Directive → Reproduce all entries verbatim, with nothing added or dropped.

Begin Data shown

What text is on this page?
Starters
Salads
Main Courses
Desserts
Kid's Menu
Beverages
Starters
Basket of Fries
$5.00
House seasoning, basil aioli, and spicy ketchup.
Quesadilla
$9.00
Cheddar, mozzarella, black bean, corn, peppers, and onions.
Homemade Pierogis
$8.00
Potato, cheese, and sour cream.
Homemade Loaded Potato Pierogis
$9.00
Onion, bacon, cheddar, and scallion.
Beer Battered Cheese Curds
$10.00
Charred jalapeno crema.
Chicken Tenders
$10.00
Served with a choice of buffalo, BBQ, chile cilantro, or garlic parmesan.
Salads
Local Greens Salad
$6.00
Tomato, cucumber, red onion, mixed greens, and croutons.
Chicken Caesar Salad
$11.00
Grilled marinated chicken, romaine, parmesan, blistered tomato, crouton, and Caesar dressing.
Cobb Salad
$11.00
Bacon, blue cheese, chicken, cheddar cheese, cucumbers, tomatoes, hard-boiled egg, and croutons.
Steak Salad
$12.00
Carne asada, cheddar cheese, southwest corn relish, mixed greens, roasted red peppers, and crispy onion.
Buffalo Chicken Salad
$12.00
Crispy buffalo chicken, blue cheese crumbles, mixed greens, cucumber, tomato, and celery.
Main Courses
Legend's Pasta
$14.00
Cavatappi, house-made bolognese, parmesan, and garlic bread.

End Data shown

Finished task →
What text is on this page?
Starters
Salads
Main Courses
Desserts
Kid's Menu
Beverages
Starters
Basket of Fries
$5.00
House seasoning, basil aioli, and spicy ketchup.
Quesadilla
$9.00
Cheddar, mozzarella, black bean, corn, peppers, and onions.
Homemade Pierogis
$8.00
Potato, cheese, and sour cream.
Homemade Loaded Potato Pierogis
$9.00
Onion, bacon, cheddar, and scallion.
Beer Battered Cheese Curds
$10.00
Charred jalapeno crema.
Chicken Tenders
$10.00
Served with a choice of buffalo, BBQ, chile cilantro, or garlic parmesan.
Salads
Local Greens Salad
$6.00
Tomato, cucumber, red onion, mixed greens, and croutons.
Chicken Caesar Salad
$11.00
Grilled marinated chicken, romaine, parmesan, blistered tomato, crouton, and Caesar dressing.
Cobb Salad
$11.00
Bacon, blue cheese, chicken, cheddar cheese, cucumbers, tomatoes, hard-boiled egg, and croutons.
Steak Salad
$12.00
Carne asada, cheddar cheese, southwest corn relish, mixed greens, roasted red peppers, and crispy onion.
Buffalo Chicken Salad
$12.00
Crispy buffalo chicken, blue cheese crumbles, mixed greens, cucumber, tomato, and celery.
Main Courses
Legend's Pasta
$14.00
Cavatappi, house-made bolognese, parmesan, and garlic bread.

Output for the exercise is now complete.